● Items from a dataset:

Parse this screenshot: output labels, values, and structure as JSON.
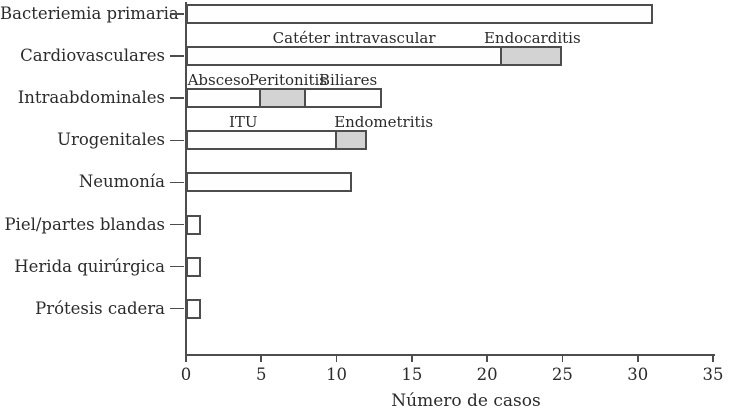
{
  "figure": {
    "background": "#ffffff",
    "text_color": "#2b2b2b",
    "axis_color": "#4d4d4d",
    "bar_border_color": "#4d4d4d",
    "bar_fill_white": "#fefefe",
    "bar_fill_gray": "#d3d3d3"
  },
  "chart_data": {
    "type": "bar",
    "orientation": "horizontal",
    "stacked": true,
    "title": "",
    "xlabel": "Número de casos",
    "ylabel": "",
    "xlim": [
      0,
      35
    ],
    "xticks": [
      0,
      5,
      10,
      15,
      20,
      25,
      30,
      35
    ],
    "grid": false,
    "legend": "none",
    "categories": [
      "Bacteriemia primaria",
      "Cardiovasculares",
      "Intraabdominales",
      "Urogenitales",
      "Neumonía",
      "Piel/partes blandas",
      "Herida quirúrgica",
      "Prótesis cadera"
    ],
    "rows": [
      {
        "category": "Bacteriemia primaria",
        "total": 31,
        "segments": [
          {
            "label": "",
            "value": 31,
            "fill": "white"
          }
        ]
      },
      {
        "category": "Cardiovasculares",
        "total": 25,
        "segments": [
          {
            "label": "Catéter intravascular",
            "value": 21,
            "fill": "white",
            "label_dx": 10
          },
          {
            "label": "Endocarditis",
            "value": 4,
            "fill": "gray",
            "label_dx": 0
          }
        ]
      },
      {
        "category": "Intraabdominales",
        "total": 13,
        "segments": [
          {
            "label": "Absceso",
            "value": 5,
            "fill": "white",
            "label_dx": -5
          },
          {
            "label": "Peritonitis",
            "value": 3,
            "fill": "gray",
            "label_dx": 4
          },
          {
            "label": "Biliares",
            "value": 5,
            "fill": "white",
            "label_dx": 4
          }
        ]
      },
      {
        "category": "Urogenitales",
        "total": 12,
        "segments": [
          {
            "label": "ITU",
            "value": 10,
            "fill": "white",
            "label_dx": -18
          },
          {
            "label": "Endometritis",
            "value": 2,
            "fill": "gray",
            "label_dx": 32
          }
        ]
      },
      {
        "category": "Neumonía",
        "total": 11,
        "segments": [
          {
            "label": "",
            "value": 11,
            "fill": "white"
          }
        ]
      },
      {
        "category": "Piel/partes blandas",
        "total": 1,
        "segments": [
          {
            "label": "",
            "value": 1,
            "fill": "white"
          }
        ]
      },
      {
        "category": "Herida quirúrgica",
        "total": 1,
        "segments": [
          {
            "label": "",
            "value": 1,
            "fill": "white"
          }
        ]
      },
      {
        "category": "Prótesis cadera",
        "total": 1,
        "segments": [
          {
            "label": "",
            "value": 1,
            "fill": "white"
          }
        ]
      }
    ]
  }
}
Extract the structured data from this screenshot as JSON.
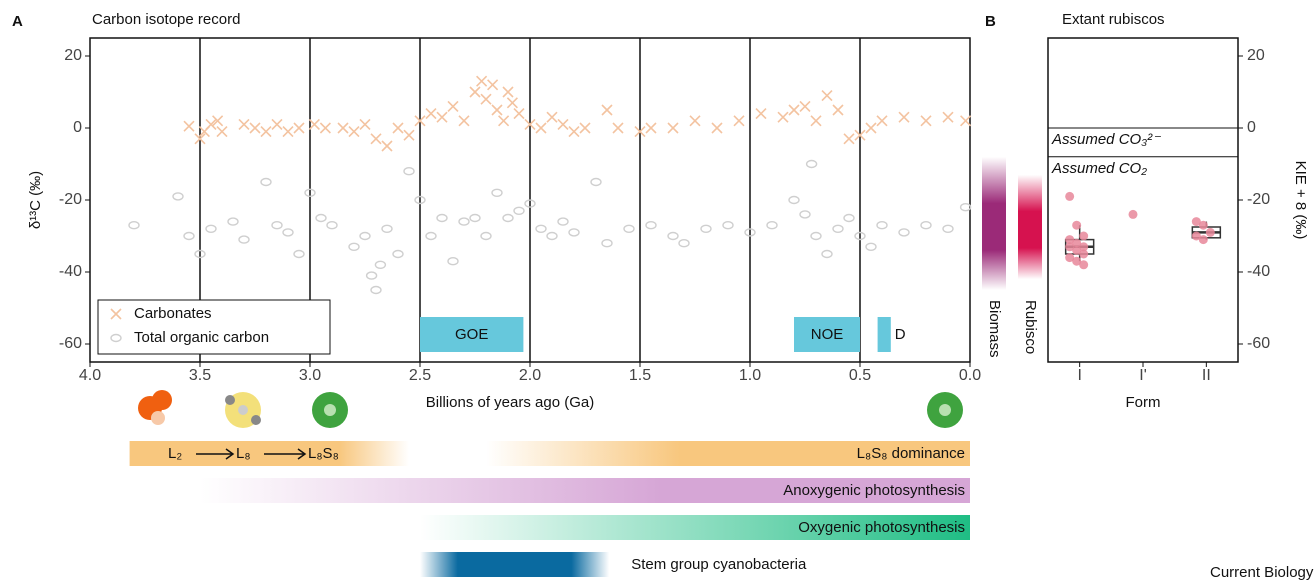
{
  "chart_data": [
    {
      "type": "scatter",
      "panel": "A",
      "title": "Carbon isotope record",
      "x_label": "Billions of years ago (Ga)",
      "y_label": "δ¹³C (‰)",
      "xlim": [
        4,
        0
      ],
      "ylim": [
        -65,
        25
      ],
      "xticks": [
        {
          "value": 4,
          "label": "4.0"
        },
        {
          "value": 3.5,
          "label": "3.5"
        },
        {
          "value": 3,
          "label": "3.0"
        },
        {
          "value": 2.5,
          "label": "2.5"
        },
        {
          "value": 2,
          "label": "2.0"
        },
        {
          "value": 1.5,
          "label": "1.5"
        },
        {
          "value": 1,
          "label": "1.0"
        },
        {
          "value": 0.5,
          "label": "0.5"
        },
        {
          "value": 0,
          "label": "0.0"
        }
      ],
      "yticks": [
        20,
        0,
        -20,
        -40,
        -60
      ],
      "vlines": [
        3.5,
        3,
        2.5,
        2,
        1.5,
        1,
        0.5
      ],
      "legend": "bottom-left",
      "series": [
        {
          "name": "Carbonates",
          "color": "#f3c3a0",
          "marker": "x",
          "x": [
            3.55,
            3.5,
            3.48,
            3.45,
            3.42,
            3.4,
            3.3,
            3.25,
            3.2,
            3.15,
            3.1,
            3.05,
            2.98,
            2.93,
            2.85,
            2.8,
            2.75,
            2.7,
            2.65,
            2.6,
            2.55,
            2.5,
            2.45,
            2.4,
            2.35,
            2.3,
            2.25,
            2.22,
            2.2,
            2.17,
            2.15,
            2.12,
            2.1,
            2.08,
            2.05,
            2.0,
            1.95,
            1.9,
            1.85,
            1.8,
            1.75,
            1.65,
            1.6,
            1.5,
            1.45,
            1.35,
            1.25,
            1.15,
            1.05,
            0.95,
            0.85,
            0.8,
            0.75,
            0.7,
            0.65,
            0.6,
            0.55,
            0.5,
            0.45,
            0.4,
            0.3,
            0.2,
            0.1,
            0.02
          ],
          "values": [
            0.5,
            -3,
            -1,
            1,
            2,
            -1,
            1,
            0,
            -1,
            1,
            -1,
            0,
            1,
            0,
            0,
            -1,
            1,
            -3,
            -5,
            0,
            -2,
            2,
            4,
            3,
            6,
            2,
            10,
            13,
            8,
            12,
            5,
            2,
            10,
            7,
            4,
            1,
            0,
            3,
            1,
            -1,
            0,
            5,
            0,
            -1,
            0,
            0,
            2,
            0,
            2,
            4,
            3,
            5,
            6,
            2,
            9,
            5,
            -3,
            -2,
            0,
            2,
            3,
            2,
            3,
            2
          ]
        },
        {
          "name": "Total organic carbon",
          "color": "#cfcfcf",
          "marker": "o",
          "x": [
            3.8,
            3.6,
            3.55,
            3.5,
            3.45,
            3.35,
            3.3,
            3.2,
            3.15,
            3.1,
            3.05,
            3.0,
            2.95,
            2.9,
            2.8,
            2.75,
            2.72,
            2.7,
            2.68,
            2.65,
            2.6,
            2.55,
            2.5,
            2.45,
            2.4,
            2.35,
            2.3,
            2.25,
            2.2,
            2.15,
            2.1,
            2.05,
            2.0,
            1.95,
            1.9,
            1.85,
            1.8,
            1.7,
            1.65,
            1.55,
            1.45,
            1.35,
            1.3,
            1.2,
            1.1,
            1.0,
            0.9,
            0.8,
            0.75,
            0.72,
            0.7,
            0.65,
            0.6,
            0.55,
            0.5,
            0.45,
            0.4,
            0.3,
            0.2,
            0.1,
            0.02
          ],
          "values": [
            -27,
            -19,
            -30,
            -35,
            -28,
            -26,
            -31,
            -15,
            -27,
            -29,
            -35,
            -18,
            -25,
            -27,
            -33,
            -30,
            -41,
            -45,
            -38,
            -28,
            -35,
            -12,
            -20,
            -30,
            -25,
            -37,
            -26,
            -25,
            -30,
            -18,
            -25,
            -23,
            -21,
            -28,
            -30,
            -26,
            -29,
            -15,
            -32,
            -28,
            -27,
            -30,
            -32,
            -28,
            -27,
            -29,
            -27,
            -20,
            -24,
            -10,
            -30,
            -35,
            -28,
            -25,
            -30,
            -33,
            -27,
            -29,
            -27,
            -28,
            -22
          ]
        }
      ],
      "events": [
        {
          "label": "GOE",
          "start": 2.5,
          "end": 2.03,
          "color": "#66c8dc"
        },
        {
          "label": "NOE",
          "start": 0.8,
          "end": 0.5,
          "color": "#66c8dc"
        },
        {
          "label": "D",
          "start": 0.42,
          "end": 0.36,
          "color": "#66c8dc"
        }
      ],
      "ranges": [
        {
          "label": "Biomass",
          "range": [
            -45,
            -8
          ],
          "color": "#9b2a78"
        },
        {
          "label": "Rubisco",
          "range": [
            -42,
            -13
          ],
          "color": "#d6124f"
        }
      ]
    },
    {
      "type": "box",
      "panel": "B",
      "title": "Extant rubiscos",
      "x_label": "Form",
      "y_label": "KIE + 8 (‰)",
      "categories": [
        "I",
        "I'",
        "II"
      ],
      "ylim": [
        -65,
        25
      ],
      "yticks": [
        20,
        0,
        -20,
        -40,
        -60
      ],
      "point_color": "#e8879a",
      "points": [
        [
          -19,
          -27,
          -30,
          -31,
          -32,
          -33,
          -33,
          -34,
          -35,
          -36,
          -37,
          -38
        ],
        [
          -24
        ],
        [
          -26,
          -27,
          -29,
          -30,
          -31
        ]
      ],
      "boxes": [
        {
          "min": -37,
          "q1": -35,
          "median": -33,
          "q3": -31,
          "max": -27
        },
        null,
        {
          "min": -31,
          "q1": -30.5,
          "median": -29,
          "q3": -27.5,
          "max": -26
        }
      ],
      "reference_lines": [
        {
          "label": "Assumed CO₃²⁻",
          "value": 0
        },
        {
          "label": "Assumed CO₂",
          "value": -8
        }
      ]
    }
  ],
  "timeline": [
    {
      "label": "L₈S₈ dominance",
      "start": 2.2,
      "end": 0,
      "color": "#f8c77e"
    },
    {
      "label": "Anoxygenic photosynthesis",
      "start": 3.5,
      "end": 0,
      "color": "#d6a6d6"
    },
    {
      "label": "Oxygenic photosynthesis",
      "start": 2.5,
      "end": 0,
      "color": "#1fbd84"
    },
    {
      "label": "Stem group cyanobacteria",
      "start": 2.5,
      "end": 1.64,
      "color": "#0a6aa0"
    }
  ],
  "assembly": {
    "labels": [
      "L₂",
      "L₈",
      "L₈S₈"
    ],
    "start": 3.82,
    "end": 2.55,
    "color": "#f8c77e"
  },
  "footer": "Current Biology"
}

● Exercise goal:
Where a line in the records above contains the word "Assumed", copy that line.

● Exercise answer:
          "label": "Assumed CO₃²⁻",
          "label": "Assumed CO₂",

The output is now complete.